INSTRUCTIONS FOR THE TASK: Each record below should appear again exactly as written.

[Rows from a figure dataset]
···
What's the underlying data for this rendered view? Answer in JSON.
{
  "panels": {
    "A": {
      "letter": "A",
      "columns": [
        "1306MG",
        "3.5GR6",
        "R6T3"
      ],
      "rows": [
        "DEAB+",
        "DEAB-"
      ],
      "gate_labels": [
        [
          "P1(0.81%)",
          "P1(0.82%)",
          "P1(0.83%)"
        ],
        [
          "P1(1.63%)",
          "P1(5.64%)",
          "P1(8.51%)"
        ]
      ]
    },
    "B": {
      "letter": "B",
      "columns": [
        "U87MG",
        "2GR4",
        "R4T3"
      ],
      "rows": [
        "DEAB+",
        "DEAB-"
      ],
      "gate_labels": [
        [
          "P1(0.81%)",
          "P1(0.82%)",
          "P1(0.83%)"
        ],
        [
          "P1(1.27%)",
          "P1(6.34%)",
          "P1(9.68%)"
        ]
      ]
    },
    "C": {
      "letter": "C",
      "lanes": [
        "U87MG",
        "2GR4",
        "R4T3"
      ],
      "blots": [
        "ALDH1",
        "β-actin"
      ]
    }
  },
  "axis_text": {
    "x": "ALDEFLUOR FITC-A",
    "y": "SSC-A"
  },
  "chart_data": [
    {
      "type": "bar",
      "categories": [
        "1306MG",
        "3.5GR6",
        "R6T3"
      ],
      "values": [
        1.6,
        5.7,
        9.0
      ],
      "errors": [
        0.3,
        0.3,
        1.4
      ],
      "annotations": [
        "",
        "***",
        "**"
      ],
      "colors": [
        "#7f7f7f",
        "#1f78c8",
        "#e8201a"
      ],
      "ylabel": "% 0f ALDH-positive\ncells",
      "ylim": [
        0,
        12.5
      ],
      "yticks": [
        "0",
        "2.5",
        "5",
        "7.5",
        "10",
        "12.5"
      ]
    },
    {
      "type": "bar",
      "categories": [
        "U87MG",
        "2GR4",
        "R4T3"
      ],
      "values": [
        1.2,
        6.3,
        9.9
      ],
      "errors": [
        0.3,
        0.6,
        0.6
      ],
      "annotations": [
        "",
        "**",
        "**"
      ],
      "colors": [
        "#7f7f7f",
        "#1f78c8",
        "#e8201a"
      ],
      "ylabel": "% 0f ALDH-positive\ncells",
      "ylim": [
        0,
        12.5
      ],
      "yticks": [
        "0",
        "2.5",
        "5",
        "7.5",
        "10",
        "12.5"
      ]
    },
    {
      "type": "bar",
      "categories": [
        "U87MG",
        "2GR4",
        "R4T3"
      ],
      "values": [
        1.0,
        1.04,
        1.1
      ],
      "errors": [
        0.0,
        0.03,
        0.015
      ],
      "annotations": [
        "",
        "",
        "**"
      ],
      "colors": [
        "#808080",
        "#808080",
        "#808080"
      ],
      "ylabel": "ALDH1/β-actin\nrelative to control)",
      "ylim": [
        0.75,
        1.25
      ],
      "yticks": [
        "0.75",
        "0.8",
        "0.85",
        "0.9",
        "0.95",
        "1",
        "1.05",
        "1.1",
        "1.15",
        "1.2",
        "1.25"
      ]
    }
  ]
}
···
RESPONSE TO THIS TASK:
What's the underlying data for this rendered view? Answer in JSON.
{
  "panels": {
    "A": {
      "letter": "A",
      "columns": [
        "1306MG",
        "3.5GR6",
        "R6T3"
      ],
      "rows": [
        "DEAB+",
        "DEAB-"
      ],
      "gate_labels": [
        [
          "P1(0.81%)",
          "P1(0.82%)",
          "P1(0.83%)"
        ],
        [
          "P1(1.63%)",
          "P1(5.64%)",
          "P1(8.51%)"
        ]
      ]
    },
    "B": {
      "letter": "B",
      "columns": [
        "U87MG",
        "2GR4",
        "R4T3"
      ],
      "rows": [
        "DEAB+",
        "DEAB-"
      ],
      "gate_labels": [
        [
          "P1(0.81%)",
          "P1(0.82%)",
          "P1(0.83%)"
        ],
        [
          "P1(1.27%)",
          "P1(6.34%)",
          "P1(9.68%)"
        ]
      ]
    },
    "C": {
      "letter": "C",
      "lanes": [
        "U87MG",
        "2GR4",
        "R4T3"
      ],
      "blots": [
        "ALDH1",
        "β-actin"
      ]
    }
  },
  "axis_text": {
    "x": "ALDEFLUOR FITC-A",
    "y": "SSC-A"
  },
  "chart_data": [
    {
      "type": "bar",
      "categories": [
        "1306MG",
        "3.5GR6",
        "R6T3"
      ],
      "values": [
        1.6,
        5.7,
        9.0
      ],
      "errors": [
        0.3,
        0.3,
        1.4
      ],
      "annotations": [
        "",
        "***",
        "**"
      ],
      "colors": [
        "#7f7f7f",
        "#1f78c8",
        "#e8201a"
      ],
      "ylabel": "% 0f ALDH-positive\ncells",
      "ylim": [
        0,
        12.5
      ],
      "yticks": [
        "0",
        "2.5",
        "5",
        "7.5",
        "10",
        "12.5"
      ]
    },
    {
      "type": "bar",
      "categories": [
        "U87MG",
        "2GR4",
        "R4T3"
      ],
      "values": [
        1.2,
        6.3,
        9.9
      ],
      "errors": [
        0.3,
        0.6,
        0.6
      ],
      "annotations": [
        "",
        "**",
        "**"
      ],
      "colors": [
        "#7f7f7f",
        "#1f78c8",
        "#e8201a"
      ],
      "ylabel": "% 0f ALDH-positive\ncells",
      "ylim": [
        0,
        12.5
      ],
      "yticks": [
        "0",
        "2.5",
        "5",
        "7.5",
        "10",
        "12.5"
      ]
    },
    {
      "type": "bar",
      "categories": [
        "U87MG",
        "2GR4",
        "R4T3"
      ],
      "values": [
        1.0,
        1.04,
        1.1
      ],
      "errors": [
        0.0,
        0.03,
        0.015
      ],
      "annotations": [
        "",
        "",
        "**"
      ],
      "colors": [
        "#808080",
        "#808080",
        "#808080"
      ],
      "ylabel": "ALDH1/β-actin\nrelative to control)",
      "ylim": [
        0.75,
        1.25
      ],
      "yticks": [
        "0.75",
        "0.8",
        "0.85",
        "0.9",
        "0.95",
        "1",
        "1.05",
        "1.1",
        "1.15",
        "1.2",
        "1.25"
      ]
    }
  ]
}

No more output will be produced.